## Stored data
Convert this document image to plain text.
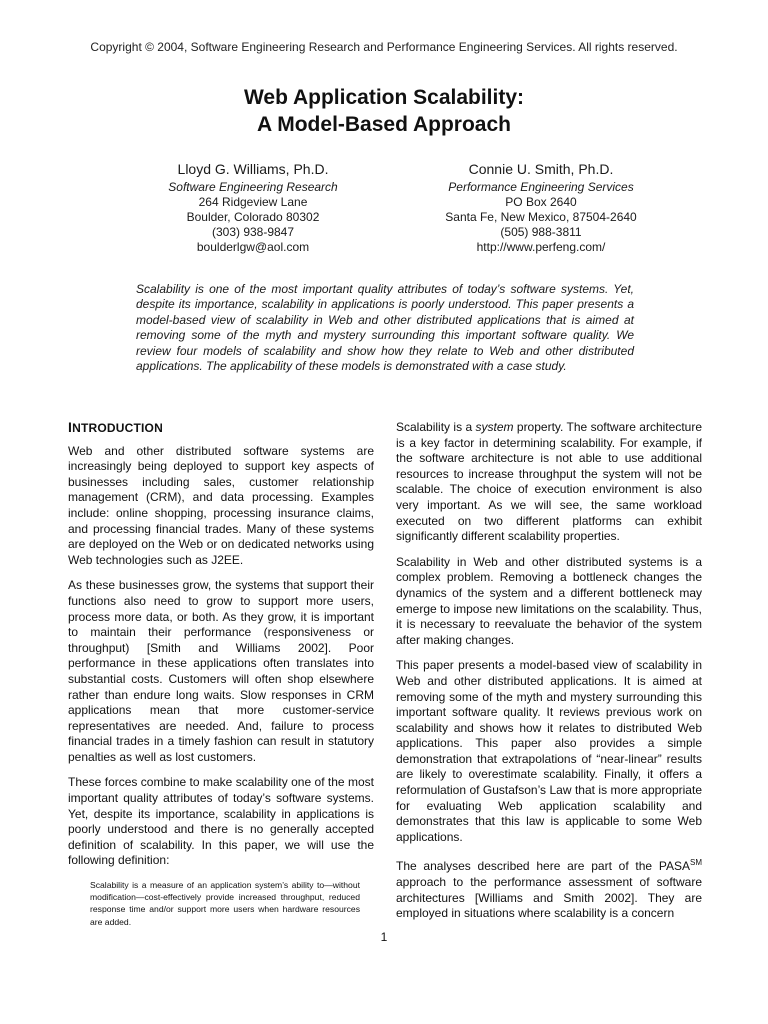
Copyright © 2004, Software Engineering Research and Performance Engineering Services. All rights reserved.
Web Application Scalability:
A Model-Based Approach
Lloyd G. Williams, Ph.D.
Software Engineering Research
264 Ridgeview Lane
Boulder, Colorado 80302
(303) 938-9847
boulderlgw@aol.com
Connie U. Smith, Ph.D.
Performance Engineering Services
PO Box 2640
Santa Fe, New Mexico, 87504-2640
(505) 988-3811
http://www.perfeng.com/
Scalability is one of the most important quality attributes of today’s software systems. Yet, despite its importance, scalability in applications is poorly understood. This paper presents a model-based view of scalability in Web and other distributed applications that is aimed at removing some of the myth and mystery surrounding this important software quality. We review four models of scalability and show how they relate to Web and other distributed applications. The applicability of these models is demonstrated with a case study.
INTRODUCTION

Web and other distributed software systems are increasingly being deployed to support key aspects of businesses including sales, customer relationship management (CRM), and data processing. Examples include: online shopping, processing insurance claims, and processing financial trades. Many of these systems are deployed on the Web or on dedicated networks using Web technologies such as J2EE.

As these businesses grow, the systems that support their functions also need to grow to support more users, process more data, or both. As they grow, it is important to maintain their performance (responsiveness or throughput) [Smith and Williams 2002]. Poor performance in these applications often translates into substantial costs. Customers will often shop elsewhere rather than endure long waits. Slow responses in CRM applications mean that more customer-service representatives are needed. And, failure to process financial trades in a timely fashion can result in statutory penalties as well as lost customers.

These forces combine to make scalability one of the most important quality attributes of today’s software systems. Yet, despite its importance, scalability in applications is poorly understood and there is no generally accepted definition of scalability. In this paper, we will use the following definition:

Scalability is a measure of an application system’s ability to—without modification—cost-effectively provide increased throughput, reduced response time and/or support more users when hardware resources are added.

Scalability is a system property. The software architecture is a key factor in determining scalability. For example, if the software architecture is not able to use additional resources to increase throughput the system will not be scalable. The choice of execution environment is also very important. As we will see, the same workload executed on two different platforms can exhibit significantly different scalability properties.

Scalability in Web and other distributed systems is a complex problem. Removing a bottleneck changes the dynamics of the system and a different bottleneck may emerge to impose new limitations on the scalability. Thus, it is necessary to reevaluate the behavior of the system after making changes.

This paper presents a model-based view of scalability in Web and other distributed applications. It is aimed at removing some of the myth and mystery surrounding this important software quality. It reviews previous work on scalability and shows how it relates to distributed Web applications. This paper also provides a simple demonstration that extrapolations of “near-linear” results are likely to overestimate scalability. Finally, it offers a reformulation of Gustafson’s Law that is more appropriate for evaluating Web application scalability and demonstrates that this law is applicable to some Web applications.

The analyses described here are part of the PASA℠ approach to the performance assessment of software architectures [Williams and Smith 2002]. They are employed in situations where scalability is a concern

1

## Work to be completed
Copy all the data exactly as written, but skip any picture.

## Answer in full
Convert this document image to plain text.
Copyright © 2004, Software Engineering Research and Performance Engineering Services. All rights reserved.
Web Application Scalability:
A Model-Based Approach
Lloyd G. Williams, Ph.D.
Software Engineering Research
264 Ridgeview Lane
Boulder, Colorado 80302
(303) 938-9847
boulderlgw@aol.com
Connie U. Smith, Ph.D.
Performance Engineering Services
PO Box 2640
Santa Fe, New Mexico, 87504-2640
(505) 988-3811
http://www.perfeng.com/
Scalability is one of the most important quality attributes of today’s software systems. Yet, despite its importance, scalability in applications is poorly understood. This paper presents a model-based view of scalability in Web and other distributed applications that is aimed at removing some of the myth and mystery surrounding this important software quality. We review four models of scalability and show how they relate to Web and other distributed applications. The applicability of these models is demonstrated with a case study.
INTRODUCTION

Web and other distributed software systems are increasingly being deployed to support key aspects of businesses including sales, customer relationship management (CRM), and data processing. Examples include: online shopping, processing insurance claims, and processing financial trades. Many of these systems are deployed on the Web or on dedicated networks using Web technologies such as J2EE.

As these businesses grow, the systems that support their functions also need to grow to support more users, process more data, or both. As they grow, it is important to maintain their performance (responsiveness or throughput) [Smith and Williams 2002]. Poor performance in these applications often translates into substantial costs. Customers will often shop elsewhere rather than endure long waits. Slow responses in CRM applications mean that more customer-service representatives are needed. And, failure to process financial trades in a timely fashion can result in statutory penalties as well as lost customers.

These forces combine to make scalability one of the most important quality attributes of today’s software systems. Yet, despite its importance, scalability in applications is poorly understood and there is no generally accepted definition of scalability. In this paper, we will use the following definition:

Scalability is a measure of an application system’s ability to—without modification—cost-effectively provide increased throughput, reduced response time and/or support more users when hardware resources are added.

Scalability is a system property. The software architecture is a key factor in determining scalability. For example, if the software architecture is not able to use additional resources to increase throughput the system will not be scalable. The choice of execution environment is also very important. As we will see, the same workload executed on two different platforms can exhibit significantly different scalability properties.

Scalability in Web and other distributed systems is a complex problem. Removing a bottleneck changes the dynamics of the system and a different bottleneck may emerge to impose new limitations on the scalability. Thus, it is necessary to reevaluate the behavior of the system after making changes.

This paper presents a model-based view of scalability in Web and other distributed applications. It is aimed at removing some of the myth and mystery surrounding this important software quality. It reviews previous work on scalability and shows how it relates to distributed Web applications. This paper also provides a simple demonstration that extrapolations of “near-linear” results are likely to overestimate scalability. Finally, it offers a reformulation of Gustafson’s Law that is more appropriate for evaluating Web application scalability and demonstrates that this law is applicable to some Web applications.

The analyses described here are part of the PASA℠ approach to the performance assessment of software architectures [Williams and Smith 2002]. They are employed in situations where scalability is a concern

1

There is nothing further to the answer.